* [ACTIONS TO TAKE]
a – From the entry on Jānis Jansons, reproduce word for word the passage starting with "Janis Jansons" and going on through "and literary critic.".
b – Using the entry on Jānis Jansons, state yes or no for whether each statement agrees with it, quoting the deciding words: (i) Jansons emigrated in 1906. (ii) Jansons was a delegate to the Fourth Congress of the RSDLP. (iii) Jansons died in an explosion on a steamship.

Janis Jansons
Jansons, Jānis
(party and pen name, Brauns). Born Mar. 6 (18), 1872, in the volost (small rural district) of Rava, Courland Province (now Liepāja Raion, Latvian SSR); died Mar. 31 (Apr. 13), 1917, in an explosion on a steamship while returning from emigration. Latvian revolutionary figure and literary critic.
In the 1890’s, Jansons was one of the leaders of the revolutionary democratic movement Jaunā Strāva (New Trend). He became a leader of the Baltic Latvian Social Democratic Labor Organization in 1903, the Latvian Social Democratic Labor Party in 1904, and the Social Democracy of the Latvian Territory in 1906. Jansons emigrated in 1906. In 1907 he served as a delegate to the Fifth Congress of the RSDLP. Between 1911 and 1914, V. I. Lenin criticized him for his conciliatory attitude toward the Liquidators. During World War I, Jansons was a member of the Bolshevik section in London.

* [DATA LISTING]
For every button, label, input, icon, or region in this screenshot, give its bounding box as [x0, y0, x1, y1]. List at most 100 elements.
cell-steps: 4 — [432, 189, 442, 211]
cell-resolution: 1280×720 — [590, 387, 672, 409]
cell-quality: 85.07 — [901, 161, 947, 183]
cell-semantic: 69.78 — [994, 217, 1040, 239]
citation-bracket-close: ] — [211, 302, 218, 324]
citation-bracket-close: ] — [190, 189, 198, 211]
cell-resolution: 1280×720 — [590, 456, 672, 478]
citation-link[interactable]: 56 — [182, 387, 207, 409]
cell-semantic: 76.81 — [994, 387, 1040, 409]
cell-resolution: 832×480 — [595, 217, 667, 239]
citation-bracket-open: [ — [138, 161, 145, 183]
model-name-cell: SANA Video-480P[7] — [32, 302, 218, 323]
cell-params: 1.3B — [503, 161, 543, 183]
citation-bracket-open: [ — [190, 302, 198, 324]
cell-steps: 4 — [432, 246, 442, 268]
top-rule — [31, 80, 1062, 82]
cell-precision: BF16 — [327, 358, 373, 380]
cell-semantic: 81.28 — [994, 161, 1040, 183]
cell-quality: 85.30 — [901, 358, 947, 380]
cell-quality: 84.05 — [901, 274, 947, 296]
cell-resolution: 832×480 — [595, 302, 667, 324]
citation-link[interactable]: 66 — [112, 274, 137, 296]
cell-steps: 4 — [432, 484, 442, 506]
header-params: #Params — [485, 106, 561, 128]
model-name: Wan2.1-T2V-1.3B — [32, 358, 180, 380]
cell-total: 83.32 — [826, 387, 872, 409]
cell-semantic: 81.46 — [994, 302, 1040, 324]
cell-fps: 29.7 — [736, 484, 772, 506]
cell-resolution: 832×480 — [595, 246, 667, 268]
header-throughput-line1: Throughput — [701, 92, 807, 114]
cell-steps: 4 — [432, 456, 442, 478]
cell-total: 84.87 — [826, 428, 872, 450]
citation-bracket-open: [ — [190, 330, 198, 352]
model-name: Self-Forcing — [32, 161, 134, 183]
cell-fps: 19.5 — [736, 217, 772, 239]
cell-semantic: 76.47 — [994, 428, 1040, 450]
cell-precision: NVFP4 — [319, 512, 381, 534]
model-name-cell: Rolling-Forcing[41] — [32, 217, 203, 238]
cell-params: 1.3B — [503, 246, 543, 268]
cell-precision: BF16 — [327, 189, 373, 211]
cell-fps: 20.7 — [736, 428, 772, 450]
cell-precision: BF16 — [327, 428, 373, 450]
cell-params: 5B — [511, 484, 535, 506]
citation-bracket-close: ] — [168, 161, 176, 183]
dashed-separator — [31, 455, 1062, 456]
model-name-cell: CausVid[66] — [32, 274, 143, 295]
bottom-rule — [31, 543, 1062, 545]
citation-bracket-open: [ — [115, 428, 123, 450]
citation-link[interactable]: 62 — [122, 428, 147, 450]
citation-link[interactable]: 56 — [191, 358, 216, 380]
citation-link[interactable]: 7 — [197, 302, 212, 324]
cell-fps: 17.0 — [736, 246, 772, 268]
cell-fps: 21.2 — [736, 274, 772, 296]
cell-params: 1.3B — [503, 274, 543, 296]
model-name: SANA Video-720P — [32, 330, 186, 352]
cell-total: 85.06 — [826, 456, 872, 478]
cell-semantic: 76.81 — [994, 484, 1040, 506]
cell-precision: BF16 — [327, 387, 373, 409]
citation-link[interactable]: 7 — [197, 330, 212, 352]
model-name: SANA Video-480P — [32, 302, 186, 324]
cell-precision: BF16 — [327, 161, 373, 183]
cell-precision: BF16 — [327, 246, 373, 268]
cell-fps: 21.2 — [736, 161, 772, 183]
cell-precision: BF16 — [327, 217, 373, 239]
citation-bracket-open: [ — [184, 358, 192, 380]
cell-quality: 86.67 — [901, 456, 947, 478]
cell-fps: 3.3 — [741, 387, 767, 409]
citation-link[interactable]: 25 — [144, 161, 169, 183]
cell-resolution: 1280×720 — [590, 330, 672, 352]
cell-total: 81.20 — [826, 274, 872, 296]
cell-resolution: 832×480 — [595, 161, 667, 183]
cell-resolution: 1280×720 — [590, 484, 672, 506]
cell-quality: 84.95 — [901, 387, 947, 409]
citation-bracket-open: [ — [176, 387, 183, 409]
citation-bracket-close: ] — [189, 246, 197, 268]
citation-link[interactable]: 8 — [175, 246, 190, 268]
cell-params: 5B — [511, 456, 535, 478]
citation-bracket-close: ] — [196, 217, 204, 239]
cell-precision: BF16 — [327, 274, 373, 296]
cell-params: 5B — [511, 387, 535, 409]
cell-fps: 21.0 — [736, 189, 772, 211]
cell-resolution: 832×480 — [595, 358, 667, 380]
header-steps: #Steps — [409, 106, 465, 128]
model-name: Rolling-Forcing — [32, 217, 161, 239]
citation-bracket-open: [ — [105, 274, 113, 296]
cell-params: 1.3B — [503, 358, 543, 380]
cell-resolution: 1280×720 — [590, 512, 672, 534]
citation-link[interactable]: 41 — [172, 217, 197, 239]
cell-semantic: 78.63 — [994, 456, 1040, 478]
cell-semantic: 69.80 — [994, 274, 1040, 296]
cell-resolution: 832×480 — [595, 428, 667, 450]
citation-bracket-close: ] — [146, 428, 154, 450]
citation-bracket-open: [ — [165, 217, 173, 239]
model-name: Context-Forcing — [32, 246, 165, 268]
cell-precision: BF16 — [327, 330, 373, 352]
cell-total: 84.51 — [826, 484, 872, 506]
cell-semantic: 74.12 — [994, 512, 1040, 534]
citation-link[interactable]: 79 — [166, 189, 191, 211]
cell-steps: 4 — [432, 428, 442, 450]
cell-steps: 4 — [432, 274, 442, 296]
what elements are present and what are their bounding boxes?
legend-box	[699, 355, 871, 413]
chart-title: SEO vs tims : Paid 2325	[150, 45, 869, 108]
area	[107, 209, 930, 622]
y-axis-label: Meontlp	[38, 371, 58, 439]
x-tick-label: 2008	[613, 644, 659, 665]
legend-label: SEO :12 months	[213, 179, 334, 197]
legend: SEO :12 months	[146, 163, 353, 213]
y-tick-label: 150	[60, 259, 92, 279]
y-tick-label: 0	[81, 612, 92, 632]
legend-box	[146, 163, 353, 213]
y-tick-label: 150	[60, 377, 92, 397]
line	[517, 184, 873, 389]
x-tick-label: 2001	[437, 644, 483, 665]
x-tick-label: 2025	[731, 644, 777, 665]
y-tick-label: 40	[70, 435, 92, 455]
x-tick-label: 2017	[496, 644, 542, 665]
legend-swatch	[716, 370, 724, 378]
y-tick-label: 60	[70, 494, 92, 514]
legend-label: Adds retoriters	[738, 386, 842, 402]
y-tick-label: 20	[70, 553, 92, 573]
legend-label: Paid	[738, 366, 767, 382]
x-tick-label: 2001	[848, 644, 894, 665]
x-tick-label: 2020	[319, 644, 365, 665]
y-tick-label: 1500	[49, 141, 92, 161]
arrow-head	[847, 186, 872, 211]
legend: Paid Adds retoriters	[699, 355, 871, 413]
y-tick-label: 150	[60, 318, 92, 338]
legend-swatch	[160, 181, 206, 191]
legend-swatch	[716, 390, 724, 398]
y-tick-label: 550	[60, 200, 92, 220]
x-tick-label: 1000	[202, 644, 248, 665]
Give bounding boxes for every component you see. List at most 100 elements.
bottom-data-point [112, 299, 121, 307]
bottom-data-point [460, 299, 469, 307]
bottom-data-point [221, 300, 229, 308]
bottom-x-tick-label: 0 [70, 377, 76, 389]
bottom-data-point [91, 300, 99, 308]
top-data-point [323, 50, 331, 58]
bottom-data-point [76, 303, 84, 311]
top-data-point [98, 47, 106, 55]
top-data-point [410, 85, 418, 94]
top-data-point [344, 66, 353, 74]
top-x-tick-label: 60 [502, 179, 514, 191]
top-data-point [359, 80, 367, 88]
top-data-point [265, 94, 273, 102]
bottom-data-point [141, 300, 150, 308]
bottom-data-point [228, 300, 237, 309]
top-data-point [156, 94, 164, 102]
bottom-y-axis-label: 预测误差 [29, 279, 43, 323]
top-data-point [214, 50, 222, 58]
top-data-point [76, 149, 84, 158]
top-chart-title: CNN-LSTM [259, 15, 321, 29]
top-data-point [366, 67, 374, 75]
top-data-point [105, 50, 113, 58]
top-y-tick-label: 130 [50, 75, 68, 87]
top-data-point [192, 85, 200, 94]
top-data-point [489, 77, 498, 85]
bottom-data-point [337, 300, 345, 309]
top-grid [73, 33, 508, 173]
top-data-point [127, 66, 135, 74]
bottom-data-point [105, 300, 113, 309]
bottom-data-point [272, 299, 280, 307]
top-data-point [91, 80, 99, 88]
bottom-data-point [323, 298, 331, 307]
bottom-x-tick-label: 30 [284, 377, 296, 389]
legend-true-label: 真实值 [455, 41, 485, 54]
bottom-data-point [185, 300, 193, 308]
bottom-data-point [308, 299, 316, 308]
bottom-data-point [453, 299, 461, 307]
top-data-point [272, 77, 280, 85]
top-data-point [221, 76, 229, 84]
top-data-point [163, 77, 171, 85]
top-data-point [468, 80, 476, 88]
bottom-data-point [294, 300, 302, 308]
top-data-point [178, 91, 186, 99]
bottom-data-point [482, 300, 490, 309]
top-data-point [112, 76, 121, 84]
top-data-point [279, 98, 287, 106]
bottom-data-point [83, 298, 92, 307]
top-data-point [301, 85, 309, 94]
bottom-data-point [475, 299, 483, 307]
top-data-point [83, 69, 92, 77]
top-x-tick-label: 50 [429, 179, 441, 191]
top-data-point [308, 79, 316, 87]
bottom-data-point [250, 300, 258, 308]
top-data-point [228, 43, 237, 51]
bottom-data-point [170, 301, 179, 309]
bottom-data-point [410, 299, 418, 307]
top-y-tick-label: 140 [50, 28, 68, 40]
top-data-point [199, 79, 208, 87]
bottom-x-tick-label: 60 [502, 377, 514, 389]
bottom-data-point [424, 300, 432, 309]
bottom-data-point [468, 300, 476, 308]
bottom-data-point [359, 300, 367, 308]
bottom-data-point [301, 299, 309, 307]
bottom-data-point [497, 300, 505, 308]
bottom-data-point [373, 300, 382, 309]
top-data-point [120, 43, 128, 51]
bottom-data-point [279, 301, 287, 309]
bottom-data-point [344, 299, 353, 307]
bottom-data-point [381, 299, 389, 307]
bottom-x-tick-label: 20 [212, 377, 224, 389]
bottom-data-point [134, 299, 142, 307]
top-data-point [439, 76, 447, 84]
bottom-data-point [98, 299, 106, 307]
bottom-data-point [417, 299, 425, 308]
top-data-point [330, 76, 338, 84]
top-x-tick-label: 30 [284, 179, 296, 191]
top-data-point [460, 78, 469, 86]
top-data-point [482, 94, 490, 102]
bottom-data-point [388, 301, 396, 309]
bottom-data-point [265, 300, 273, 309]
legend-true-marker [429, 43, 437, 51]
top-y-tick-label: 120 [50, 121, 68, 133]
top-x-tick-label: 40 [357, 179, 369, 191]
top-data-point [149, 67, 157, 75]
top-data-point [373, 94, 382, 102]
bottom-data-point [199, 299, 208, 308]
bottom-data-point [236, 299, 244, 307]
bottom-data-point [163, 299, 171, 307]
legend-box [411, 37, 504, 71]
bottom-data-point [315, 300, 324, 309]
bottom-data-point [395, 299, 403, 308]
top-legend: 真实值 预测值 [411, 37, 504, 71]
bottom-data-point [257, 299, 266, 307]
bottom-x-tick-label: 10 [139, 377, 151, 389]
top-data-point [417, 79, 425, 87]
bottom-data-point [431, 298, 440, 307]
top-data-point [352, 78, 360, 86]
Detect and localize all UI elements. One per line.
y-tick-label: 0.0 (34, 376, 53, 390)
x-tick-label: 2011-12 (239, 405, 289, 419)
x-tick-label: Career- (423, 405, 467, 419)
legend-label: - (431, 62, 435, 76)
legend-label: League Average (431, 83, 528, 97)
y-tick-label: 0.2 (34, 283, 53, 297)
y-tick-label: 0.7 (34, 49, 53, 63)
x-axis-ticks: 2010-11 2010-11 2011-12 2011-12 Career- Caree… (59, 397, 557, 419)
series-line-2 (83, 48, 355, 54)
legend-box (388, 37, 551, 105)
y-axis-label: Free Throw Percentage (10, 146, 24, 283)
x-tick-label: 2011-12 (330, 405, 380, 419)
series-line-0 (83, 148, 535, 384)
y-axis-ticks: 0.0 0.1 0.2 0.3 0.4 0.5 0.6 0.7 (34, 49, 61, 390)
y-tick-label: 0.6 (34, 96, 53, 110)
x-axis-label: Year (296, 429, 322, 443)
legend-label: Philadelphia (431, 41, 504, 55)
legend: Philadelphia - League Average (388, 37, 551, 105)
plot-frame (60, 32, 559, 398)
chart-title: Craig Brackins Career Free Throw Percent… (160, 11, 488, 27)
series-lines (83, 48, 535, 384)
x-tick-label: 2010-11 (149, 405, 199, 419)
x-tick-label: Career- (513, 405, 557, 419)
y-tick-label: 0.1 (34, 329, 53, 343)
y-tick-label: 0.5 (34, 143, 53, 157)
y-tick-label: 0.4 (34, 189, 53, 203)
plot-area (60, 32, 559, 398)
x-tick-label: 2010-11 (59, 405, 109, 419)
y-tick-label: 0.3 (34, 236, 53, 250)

* [YOUR RESPONSES]
a –
Janis Jansons
Jansons, Jānis
(party and pen name, Brauns). Born Mar. 6 (18), 1872, in the volost (small rural district) of Rava, Courland Province (now Liepāja Raion, Latvian SSR); died Mar. 31 (Apr. 13), 1917, in an explosion on a steamship while returning from emigration. Latvian revolutionary figure and literary critic.

b –
(i) Yes: "Jansons emigrated in 1906."
(ii) No: "In 1907 he served as a delegate to the Fifth Congress of the RSDLP."
(iii) Yes: "died Mar. 31 (Apr. 13), 1917, in an explosion on a steamship while returning from emigration"